### Written instruction
Return the records exactly as they are.

(Figure record listings)
· · · · ·

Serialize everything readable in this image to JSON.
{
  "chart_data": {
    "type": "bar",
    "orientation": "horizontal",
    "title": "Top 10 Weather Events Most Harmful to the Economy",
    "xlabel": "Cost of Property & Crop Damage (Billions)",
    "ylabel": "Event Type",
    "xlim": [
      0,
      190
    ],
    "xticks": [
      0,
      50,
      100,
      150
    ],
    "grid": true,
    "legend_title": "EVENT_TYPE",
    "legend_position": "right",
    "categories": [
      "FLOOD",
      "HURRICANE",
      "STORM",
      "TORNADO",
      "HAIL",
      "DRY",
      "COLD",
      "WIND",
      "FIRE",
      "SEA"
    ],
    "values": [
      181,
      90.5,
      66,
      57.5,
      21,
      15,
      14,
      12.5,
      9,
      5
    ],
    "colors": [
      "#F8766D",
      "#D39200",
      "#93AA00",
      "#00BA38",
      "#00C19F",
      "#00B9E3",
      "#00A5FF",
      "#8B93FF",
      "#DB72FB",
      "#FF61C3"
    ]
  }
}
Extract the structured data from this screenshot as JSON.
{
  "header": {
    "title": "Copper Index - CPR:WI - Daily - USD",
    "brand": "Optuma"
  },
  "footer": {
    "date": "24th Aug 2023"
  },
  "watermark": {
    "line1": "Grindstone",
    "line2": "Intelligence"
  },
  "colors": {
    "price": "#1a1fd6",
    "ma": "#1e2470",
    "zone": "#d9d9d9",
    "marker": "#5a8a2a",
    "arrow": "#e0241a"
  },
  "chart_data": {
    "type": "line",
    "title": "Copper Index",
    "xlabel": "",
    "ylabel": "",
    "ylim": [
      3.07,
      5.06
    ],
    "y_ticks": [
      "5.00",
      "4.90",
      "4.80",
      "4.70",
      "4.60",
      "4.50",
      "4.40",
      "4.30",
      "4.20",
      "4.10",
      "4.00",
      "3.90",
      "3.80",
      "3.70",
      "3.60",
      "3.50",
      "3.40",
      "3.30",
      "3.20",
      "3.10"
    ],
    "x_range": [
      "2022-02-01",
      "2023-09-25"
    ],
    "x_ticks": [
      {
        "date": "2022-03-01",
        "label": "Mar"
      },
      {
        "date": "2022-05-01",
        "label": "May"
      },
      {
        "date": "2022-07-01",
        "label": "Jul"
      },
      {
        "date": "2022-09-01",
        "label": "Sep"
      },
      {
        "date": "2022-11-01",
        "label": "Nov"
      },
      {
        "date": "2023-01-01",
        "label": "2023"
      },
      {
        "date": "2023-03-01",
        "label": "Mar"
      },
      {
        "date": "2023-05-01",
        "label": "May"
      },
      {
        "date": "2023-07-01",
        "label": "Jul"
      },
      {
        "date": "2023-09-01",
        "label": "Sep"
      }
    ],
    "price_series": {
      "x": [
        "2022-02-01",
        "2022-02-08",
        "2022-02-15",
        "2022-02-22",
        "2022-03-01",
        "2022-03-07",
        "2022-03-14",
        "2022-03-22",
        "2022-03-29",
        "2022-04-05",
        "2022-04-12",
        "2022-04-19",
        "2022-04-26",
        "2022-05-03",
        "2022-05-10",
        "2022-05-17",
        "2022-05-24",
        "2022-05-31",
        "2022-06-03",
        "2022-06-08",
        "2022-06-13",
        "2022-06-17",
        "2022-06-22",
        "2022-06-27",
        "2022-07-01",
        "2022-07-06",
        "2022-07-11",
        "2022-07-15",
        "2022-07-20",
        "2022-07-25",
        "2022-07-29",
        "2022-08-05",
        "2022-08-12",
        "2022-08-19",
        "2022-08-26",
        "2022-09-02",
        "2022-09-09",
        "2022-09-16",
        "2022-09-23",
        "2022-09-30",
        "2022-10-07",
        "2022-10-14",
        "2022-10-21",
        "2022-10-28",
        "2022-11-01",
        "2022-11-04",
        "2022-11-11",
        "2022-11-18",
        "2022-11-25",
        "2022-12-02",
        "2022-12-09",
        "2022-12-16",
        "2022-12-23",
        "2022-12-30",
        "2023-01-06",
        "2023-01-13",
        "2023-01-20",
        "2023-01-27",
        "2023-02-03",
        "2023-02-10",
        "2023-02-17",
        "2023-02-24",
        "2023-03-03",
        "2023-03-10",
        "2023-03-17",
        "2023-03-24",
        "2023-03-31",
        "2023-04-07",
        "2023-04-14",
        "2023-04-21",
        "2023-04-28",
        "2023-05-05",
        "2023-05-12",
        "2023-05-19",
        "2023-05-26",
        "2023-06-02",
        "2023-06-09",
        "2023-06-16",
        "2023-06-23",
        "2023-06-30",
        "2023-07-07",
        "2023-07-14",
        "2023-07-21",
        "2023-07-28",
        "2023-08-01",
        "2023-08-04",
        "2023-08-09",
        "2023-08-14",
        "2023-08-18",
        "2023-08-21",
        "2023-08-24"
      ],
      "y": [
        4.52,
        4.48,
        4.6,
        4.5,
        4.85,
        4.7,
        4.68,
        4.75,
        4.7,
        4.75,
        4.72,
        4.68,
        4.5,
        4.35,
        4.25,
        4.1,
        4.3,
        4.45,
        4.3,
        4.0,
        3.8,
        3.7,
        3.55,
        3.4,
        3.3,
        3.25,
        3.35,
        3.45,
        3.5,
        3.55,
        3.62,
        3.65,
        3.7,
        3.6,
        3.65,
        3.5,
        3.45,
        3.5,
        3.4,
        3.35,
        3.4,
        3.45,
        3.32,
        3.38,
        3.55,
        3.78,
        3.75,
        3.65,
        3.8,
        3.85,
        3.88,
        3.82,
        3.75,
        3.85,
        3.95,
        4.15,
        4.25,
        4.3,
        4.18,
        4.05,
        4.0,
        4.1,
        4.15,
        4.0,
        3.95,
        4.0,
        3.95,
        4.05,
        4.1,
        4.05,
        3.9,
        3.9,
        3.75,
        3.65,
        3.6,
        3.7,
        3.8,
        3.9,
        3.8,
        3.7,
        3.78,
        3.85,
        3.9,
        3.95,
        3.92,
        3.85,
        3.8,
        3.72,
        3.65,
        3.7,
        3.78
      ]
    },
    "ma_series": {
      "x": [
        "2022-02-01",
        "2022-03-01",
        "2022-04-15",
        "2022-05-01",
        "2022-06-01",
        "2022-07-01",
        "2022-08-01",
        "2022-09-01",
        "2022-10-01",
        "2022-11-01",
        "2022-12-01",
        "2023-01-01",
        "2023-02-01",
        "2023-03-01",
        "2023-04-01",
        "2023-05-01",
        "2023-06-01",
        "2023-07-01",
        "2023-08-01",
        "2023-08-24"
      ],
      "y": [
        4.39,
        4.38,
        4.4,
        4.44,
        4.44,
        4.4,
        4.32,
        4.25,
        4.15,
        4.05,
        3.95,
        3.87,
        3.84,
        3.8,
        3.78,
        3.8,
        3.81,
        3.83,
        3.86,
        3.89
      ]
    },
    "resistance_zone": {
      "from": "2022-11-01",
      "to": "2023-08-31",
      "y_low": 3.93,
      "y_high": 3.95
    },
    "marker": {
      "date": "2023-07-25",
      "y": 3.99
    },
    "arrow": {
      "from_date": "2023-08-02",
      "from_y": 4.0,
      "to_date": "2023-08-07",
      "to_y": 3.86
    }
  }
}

· · · · ·

### Response for this exercise
Serialize everything readable in this image to JSON.
{
  "chart_data": {
    "type": "bar",
    "orientation": "horizontal",
    "title": "Top 10 Weather Events Most Harmful to the Economy",
    "xlabel": "Cost of Property & Crop Damage (Billions)",
    "ylabel": "Event Type",
    "xlim": [
      0,
      190
    ],
    "xticks": [
      0,
      50,
      100,
      150
    ],
    "grid": true,
    "legend_title": "EVENT_TYPE",
    "legend_position": "right",
    "categories": [
      "FLOOD",
      "HURRICANE",
      "STORM",
      "TORNADO",
      "HAIL",
      "DRY",
      "COLD",
      "WIND",
      "FIRE",
      "SEA"
    ],
    "values": [
      181,
      90.5,
      66,
      57.5,
      21,
      15,
      14,
      12.5,
      9,
      5
    ],
    "colors": [
      "#F8766D",
      "#D39200",
      "#93AA00",
      "#00BA38",
      "#00C19F",
      "#00B9E3",
      "#00A5FF",
      "#8B93FF",
      "#DB72FB",
      "#FF61C3"
    ]
  }
}
Extract the structured data from this screenshot as JSON.
{
  "header": {
    "title": "Copper Index - CPR:WI - Daily - USD",
    "brand": "Optuma"
  },
  "footer": {
    "date": "24th Aug 2023"
  },
  "watermark": {
    "line1": "Grindstone",
    "line2": "Intelligence"
  },
  "colors": {
    "price": "#1a1fd6",
    "ma": "#1e2470",
    "zone": "#d9d9d9",
    "marker": "#5a8a2a",
    "arrow": "#e0241a"
  },
  "chart_data": {
    "type": "line",
    "title": "Copper Index",
    "xlabel": "",
    "ylabel": "",
    "ylim": [
      3.07,
      5.06
    ],
    "y_ticks": [
      "5.00",
      "4.90",
      "4.80",
      "4.70",
      "4.60",
      "4.50",
      "4.40",
      "4.30",
      "4.20",
      "4.10",
      "4.00",
      "3.90",
      "3.80",
      "3.70",
      "3.60",
      "3.50",
      "3.40",
      "3.30",
      "3.20",
      "3.10"
    ],
    "x_range": [
      "2022-02-01",
      "2023-09-25"
    ],
    "x_ticks": [
      {
        "date": "2022-03-01",
        "label": "Mar"
      },
      {
        "date": "2022-05-01",
        "label": "May"
      },
      {
        "date": "2022-07-01",
        "label": "Jul"
      },
      {
        "date": "2022-09-01",
        "label": "Sep"
      },
      {
        "date": "2022-11-01",
        "label": "Nov"
      },
      {
        "date": "2023-01-01",
        "label": "2023"
      },
      {
        "date": "2023-03-01",
        "label": "Mar"
      },
      {
        "date": "2023-05-01",
        "label": "May"
      },
      {
        "date": "2023-07-01",
        "label": "Jul"
      },
      {
        "date": "2023-09-01",
        "label": "Sep"
      }
    ],
    "price_series": {
      "x": [
        "2022-02-01",
        "2022-02-08",
        "2022-02-15",
        "2022-02-22",
        "2022-03-01",
        "2022-03-07",
        "2022-03-14",
        "2022-03-22",
        "2022-03-29",
        "2022-04-05",
        "2022-04-12",
        "2022-04-19",
        "2022-04-26",
        "2022-05-03",
        "2022-05-10",
        "2022-05-17",
        "2022-05-24",
        "2022-05-31",
        "2022-06-03",
        "2022-06-08",
        "2022-06-13",
        "2022-06-17",
        "2022-06-22",
        "2022-06-27",
        "2022-07-01",
        "2022-07-06",
        "2022-07-11",
        "2022-07-15",
        "2022-07-20",
        "2022-07-25",
        "2022-07-29",
        "2022-08-05",
        "2022-08-12",
        "2022-08-19",
        "2022-08-26",
        "2022-09-02",
        "2022-09-09",
        "2022-09-16",
        "2022-09-23",
        "2022-09-30",
        "2022-10-07",
        "2022-10-14",
        "2022-10-21",
        "2022-10-28",
        "2022-11-01",
        "2022-11-04",
        "2022-11-11",
        "2022-11-18",
        "2022-11-25",
        "2022-12-02",
        "2022-12-09",
        "2022-12-16",
        "2022-12-23",
        "2022-12-30",
        "2023-01-06",
        "2023-01-13",
        "2023-01-20",
        "2023-01-27",
        "2023-02-03",
        "2023-02-10",
        "2023-02-17",
        "2023-02-24",
        "2023-03-03",
        "2023-03-10",
        "2023-03-17",
        "2023-03-24",
        "2023-03-31",
        "2023-04-07",
        "2023-04-14",
        "2023-04-21",
        "2023-04-28",
        "2023-05-05",
        "2023-05-12",
        "2023-05-19",
        "2023-05-26",
        "2023-06-02",
        "2023-06-09",
        "2023-06-16",
        "2023-06-23",
        "2023-06-30",
        "2023-07-07",
        "2023-07-14",
        "2023-07-21",
        "2023-07-28",
        "2023-08-01",
        "2023-08-04",
        "2023-08-09",
        "2023-08-14",
        "2023-08-18",
        "2023-08-21",
        "2023-08-24"
      ],
      "y": [
        4.52,
        4.48,
        4.6,
        4.5,
        4.85,
        4.7,
        4.68,
        4.75,
        4.7,
        4.75,
        4.72,
        4.68,
        4.5,
        4.35,
        4.25,
        4.1,
        4.3,
        4.45,
        4.3,
        4.0,
        3.8,
        3.7,
        3.55,
        3.4,
        3.3,
        3.25,
        3.35,
        3.45,
        3.5,
        3.55,
        3.62,
        3.65,
        3.7,
        3.6,
        3.65,
        3.5,
        3.45,
        3.5,
        3.4,
        3.35,
        3.4,
        3.45,
        3.32,
        3.38,
        3.55,
        3.78,
        3.75,
        3.65,
        3.8,
        3.85,
        3.88,
        3.82,
        3.75,
        3.85,
        3.95,
        4.15,
        4.25,
        4.3,
        4.18,
        4.05,
        4.0,
        4.1,
        4.15,
        4.0,
        3.95,
        4.0,
        3.95,
        4.05,
        4.1,
        4.05,
        3.9,
        3.9,
        3.75,
        3.65,
        3.6,
        3.7,
        3.8,
        3.9,
        3.8,
        3.7,
        3.78,
        3.85,
        3.9,
        3.95,
        3.92,
        3.85,
        3.8,
        3.72,
        3.65,
        3.7,
        3.78
      ]
    },
    "ma_series": {
      "x": [
        "2022-02-01",
        "2022-03-01",
        "2022-04-15",
        "2022-05-01",
        "2022-06-01",
        "2022-07-01",
        "2022-08-01",
        "2022-09-01",
        "2022-10-01",
        "2022-11-01",
        "2022-12-01",
        "2023-01-01",
        "2023-02-01",
        "2023-03-01",
        "2023-04-01",
        "2023-05-01",
        "2023-06-01",
        "2023-07-01",
        "2023-08-01",
        "2023-08-24"
      ],
      "y": [
        4.39,
        4.38,
        4.4,
        4.44,
        4.44,
        4.4,
        4.32,
        4.25,
        4.15,
        4.05,
        3.95,
        3.87,
        3.84,
        3.8,
        3.78,
        3.8,
        3.81,
        3.83,
        3.86,
        3.89
      ]
    },
    "resistance_zone": {
      "from": "2022-11-01",
      "to": "2023-08-31",
      "y_low": 3.93,
      "y_high": 3.95
    },
    "marker": {
      "date": "2023-07-25",
      "y": 3.99
    },
    "arrow": {
      "from_date": "2023-08-02",
      "from_y": 4.0,
      "to_date": "2023-08-07",
      "to_y": 3.86
    }
  }
}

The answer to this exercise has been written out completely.